┌──
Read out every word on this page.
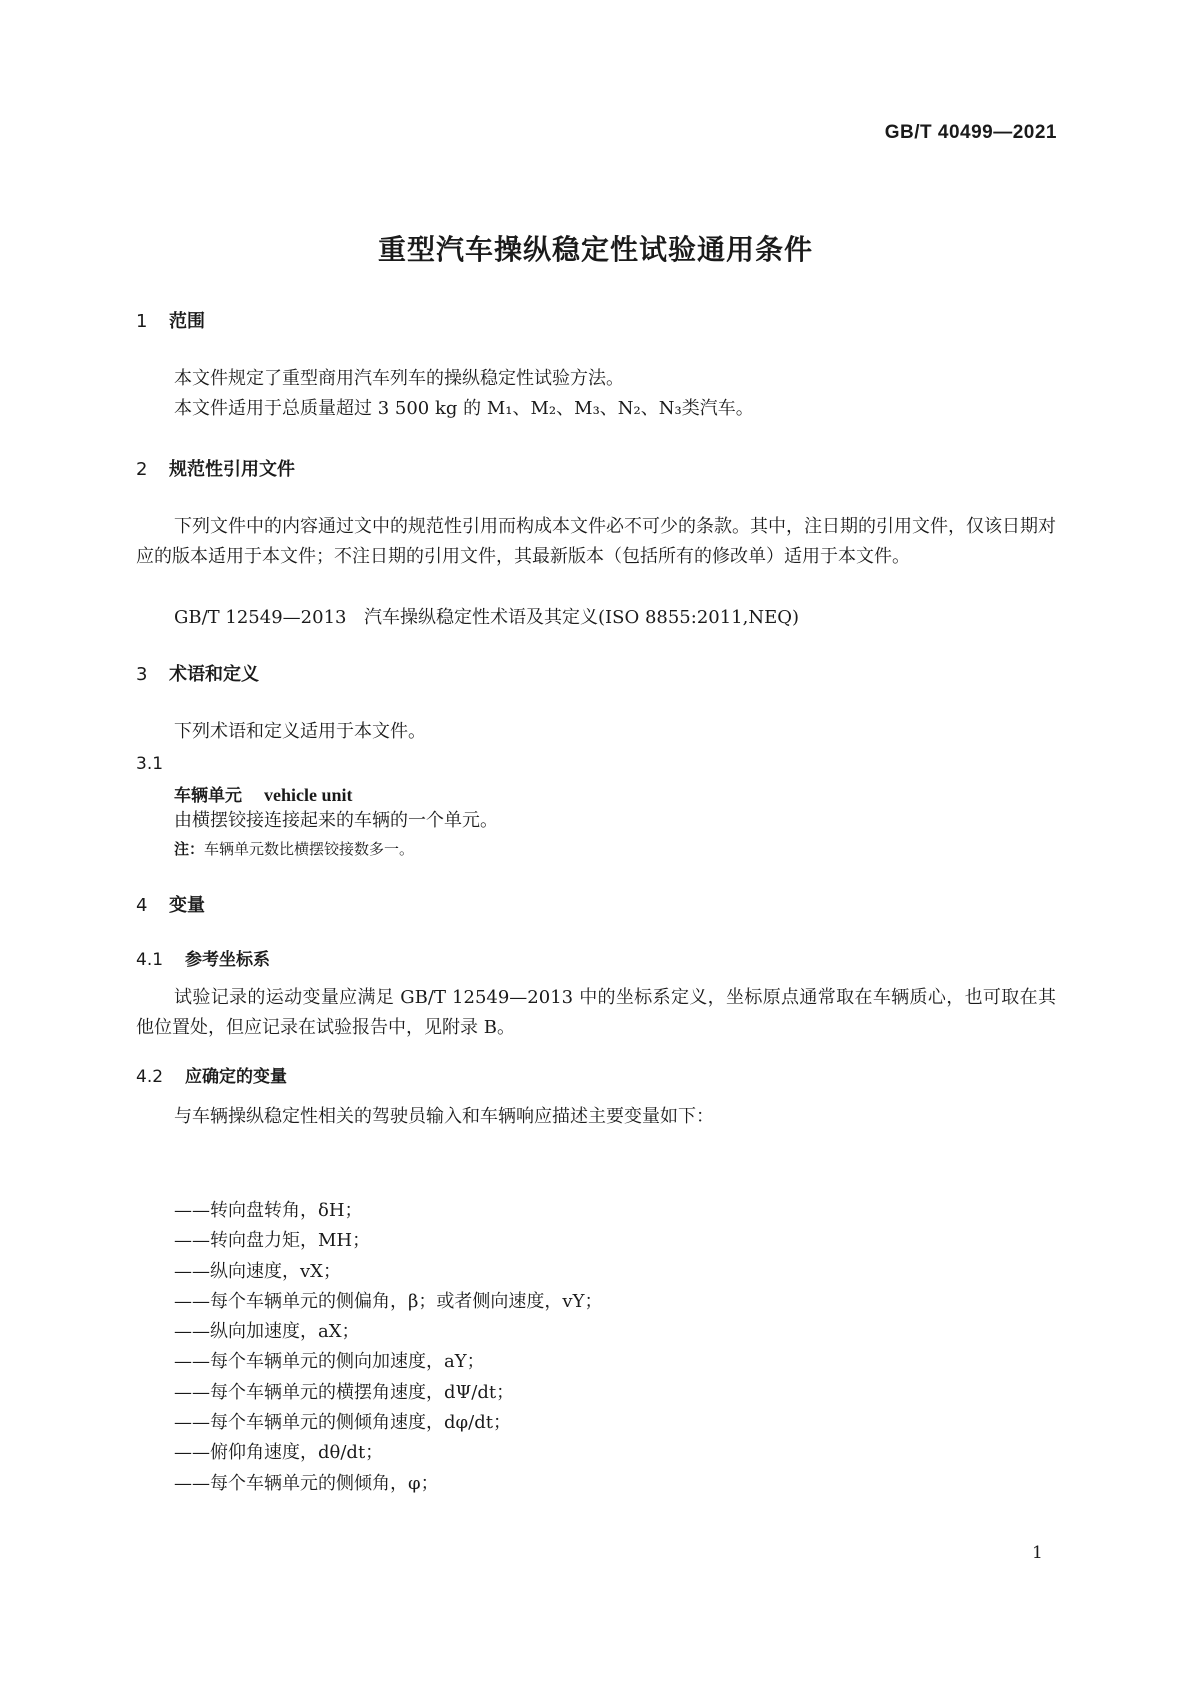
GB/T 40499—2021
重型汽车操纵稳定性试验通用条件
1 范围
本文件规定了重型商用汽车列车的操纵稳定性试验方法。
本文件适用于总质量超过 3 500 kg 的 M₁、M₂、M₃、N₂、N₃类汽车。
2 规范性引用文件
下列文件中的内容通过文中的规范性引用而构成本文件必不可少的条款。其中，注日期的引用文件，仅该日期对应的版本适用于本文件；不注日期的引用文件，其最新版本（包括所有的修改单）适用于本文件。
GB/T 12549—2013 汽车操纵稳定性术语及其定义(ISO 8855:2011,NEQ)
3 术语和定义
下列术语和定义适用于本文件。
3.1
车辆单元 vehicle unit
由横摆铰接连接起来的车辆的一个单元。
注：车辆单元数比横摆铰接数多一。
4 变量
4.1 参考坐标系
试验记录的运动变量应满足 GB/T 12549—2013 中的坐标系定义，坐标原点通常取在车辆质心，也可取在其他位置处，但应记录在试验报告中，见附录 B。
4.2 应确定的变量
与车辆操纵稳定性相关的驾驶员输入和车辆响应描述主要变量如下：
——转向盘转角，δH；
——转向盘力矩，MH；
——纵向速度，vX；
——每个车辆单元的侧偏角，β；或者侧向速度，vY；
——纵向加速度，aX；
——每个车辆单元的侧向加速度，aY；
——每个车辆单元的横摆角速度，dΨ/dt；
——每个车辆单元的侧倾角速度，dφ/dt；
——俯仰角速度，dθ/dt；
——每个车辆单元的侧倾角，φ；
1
└──
# Instructions for the task:
Exclude the pictures. Write out the remaining data exactly.

# Expected answer:
Read out every word on this page.
GB/T 40499—2021
重型汽车操纵稳定性试验通用条件
1 范围
本文件规定了重型商用汽车列车的操纵稳定性试验方法。
本文件适用于总质量超过 3 500 kg 的 M₁、M₂、M₃、N₂、N₃类汽车。
2 规范性引用文件
下列文件中的内容通过文中的规范性引用而构成本文件必不可少的条款。其中，注日期的引用文件，仅该日期对应的版本适用于本文件；不注日期的引用文件，其最新版本（包括所有的修改单）适用于本文件。
GB/T 12549—2013 汽车操纵稳定性术语及其定义(ISO 8855:2011,NEQ)
3 术语和定义
下列术语和定义适用于本文件。
3.1
车辆单元 vehicle unit
由横摆铰接连接起来的车辆的一个单元。
注：车辆单元数比横摆铰接数多一。
4 变量
4.1 参考坐标系
试验记录的运动变量应满足 GB/T 12549—2013 中的坐标系定义，坐标原点通常取在车辆质心，也可取在其他位置处，但应记录在试验报告中，见附录 B。
4.2 应确定的变量
与车辆操纵稳定性相关的驾驶员输入和车辆响应描述主要变量如下：
——转向盘转角，δH；
——转向盘力矩，MH；
——纵向速度，vX；
——每个车辆单元的侧偏角，β；或者侧向速度，vY；
——纵向加速度，aX；
——每个车辆单元的侧向加速度，aY；
——每个车辆单元的横摆角速度，dΨ/dt；
——每个车辆单元的侧倾角速度，dφ/dt；
——俯仰角速度，dθ/dt；
——每个车辆单元的侧倾角，φ；
1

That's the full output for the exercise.